● Records to use
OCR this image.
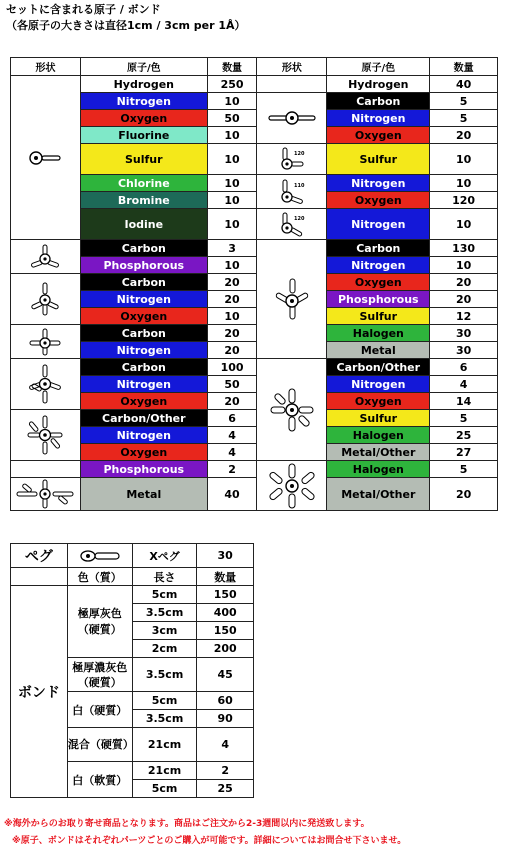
セットに含まれる原子 / ボンド
（各原子の大きさは直径1cm / 3cm per 1Å）
形状	原子/色	数量	形状	原子/色	数量

	Hydrogen	250		Hydrogen	40
	Nitrogen	10		Carbon	5
	Oxygen	50		Nitrogen	5
	Fluorine	10		Oxygen	20
	Sulfur	10	120	Sulfur	10
	Chlorine	10	110	Nitrogen	10
	Bromine	10		Oxygen	120
	Iodine	10	120	Nitrogen	10

	Carbon	3		Carbon	130
	Phosphorous	10		Nitrogen	10

	Carbon	20		Oxygen	20
	Nitrogen	20		Phosphorous	20
	Oxygen	10		Sulfur	12

	Carbon	20		Halogen	30
	Nitrogen	20		Metal	30

	Carbon	100		Carbon/Other	6
	Nitrogen	50		Nitrogen	4
	Oxygen	20		Oxygen	14

	Carbon/Other	6		Sulfur	5
	Nitrogen	4		Halogen	25
	Oxygen	4		Metal/Other	27
	Phosphorous	2		Halogen	5

	Metal	40		Metal/Other	20
ペグ		Xペグ	30
	色（質）	長さ	数量
ボンド	極厚灰色（硬質）	5cm	150
		3.5cm	400
		3cm	150
		2cm	200
	極厚濃灰色（硬質）	3.5cm	45
	白（硬質）	5cm	60
		3.5cm	90
	混合（硬質）	21cm	4
	白（軟質）	21cm	2
		5cm	25
※海外からのお取り寄せ商品となります。商品はご注文から2-3週間以内に発送致します。
※原子、ボンドはそれぞれパーツごとのご購入が可能です。詳細についてはお問合せ下さいませ。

● Goal
Check each line of the records above for the string "Carbon", and report every line that has it.

● Response to this exercise
	Nitrogen	10		Carbon	5
	Carbon	3		Carbon	130
	Carbon	20		Oxygen	20
	Carbon	20		Halogen	30
	Carbon	100		Carbon/Other	6
	Carbon/Other	6		Sulfur	5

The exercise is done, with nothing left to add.